Records from a data source
#####
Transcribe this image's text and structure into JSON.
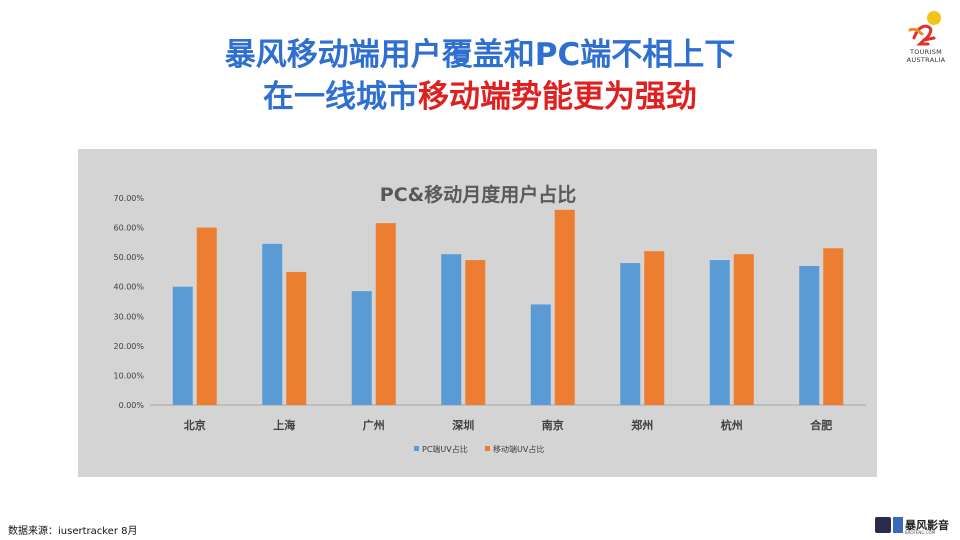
{
  "headline": {
    "line1": "暴风移动端用户覆盖和PC端不相上下",
    "line2_blue": "在一线城市",
    "line2_red": "移动端势能更为强劲"
  },
  "logo": {
    "line1": "TOURISM",
    "line2": "AUSTRALIA"
  },
  "footer": {
    "source": "数据来源：iusertracker 8月",
    "brand_name": "暴风影音",
    "brand_url": "BAOFENG.COM"
  },
  "colors": {
    "headline_blue": "#2e6fd0",
    "headline_red": "#e02020",
    "pc_series": "#5b9bd5",
    "mobile_series": "#ed7d31",
    "chart_bg": "#d4d4d4"
  },
  "chart_data": {
    "type": "bar",
    "title": "PC&移动月度用户占比",
    "categories": [
      "北京",
      "上海",
      "广州",
      "深圳",
      "南京",
      "郑州",
      "杭州",
      "合肥"
    ],
    "series": [
      {
        "name": "PC端UV占比",
        "color": "#5b9bd5",
        "values": [
          40.0,
          54.5,
          38.5,
          51.0,
          34.0,
          48.0,
          49.0,
          47.0
        ]
      },
      {
        "name": "移动端UV占比",
        "color": "#ed7d31",
        "values": [
          60.0,
          45.0,
          61.5,
          49.0,
          66.0,
          52.0,
          51.0,
          53.0
        ]
      }
    ],
    "ylim": [
      0,
      70
    ],
    "yticks": [
      "0.00%",
      "10.00%",
      "20.00%",
      "30.00%",
      "40.00%",
      "50.00%",
      "60.00%",
      "70.00%"
    ],
    "xlabel": "",
    "ylabel": "",
    "grid": false,
    "legend": "bottom"
  }
}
#####
> [Instruction] Transcribe every line from the records above without alteration, and leave out the images.

> [Response to this task]
Transcribe this image's text and structure into JSON.
{
  "headline": {
    "line1": "暴风移动端用户覆盖和PC端不相上下",
    "line2_blue": "在一线城市",
    "line2_red": "移动端势能更为强劲"
  },
  "logo": {
    "line1": "TOURISM",
    "line2": "AUSTRALIA"
  },
  "footer": {
    "source": "数据来源：iusertracker 8月",
    "brand_name": "暴风影音",
    "brand_url": "BAOFENG.COM"
  },
  "colors": {
    "headline_blue": "#2e6fd0",
    "headline_red": "#e02020",
    "pc_series": "#5b9bd5",
    "mobile_series": "#ed7d31",
    "chart_bg": "#d4d4d4"
  },
  "chart_data": {
    "type": "bar",
    "title": "PC&移动月度用户占比",
    "categories": [
      "北京",
      "上海",
      "广州",
      "深圳",
      "南京",
      "郑州",
      "杭州",
      "合肥"
    ],
    "series": [
      {
        "name": "PC端UV占比",
        "color": "#5b9bd5",
        "values": [
          40.0,
          54.5,
          38.5,
          51.0,
          34.0,
          48.0,
          49.0,
          47.0
        ]
      },
      {
        "name": "移动端UV占比",
        "color": "#ed7d31",
        "values": [
          60.0,
          45.0,
          61.5,
          49.0,
          66.0,
          52.0,
          51.0,
          53.0
        ]
      }
    ],
    "ylim": [
      0,
      70
    ],
    "yticks": [
      "0.00%",
      "10.00%",
      "20.00%",
      "30.00%",
      "40.00%",
      "50.00%",
      "60.00%",
      "70.00%"
    ],
    "xlabel": "",
    "ylabel": "",
    "grid": false,
    "legend": "bottom"
  }
}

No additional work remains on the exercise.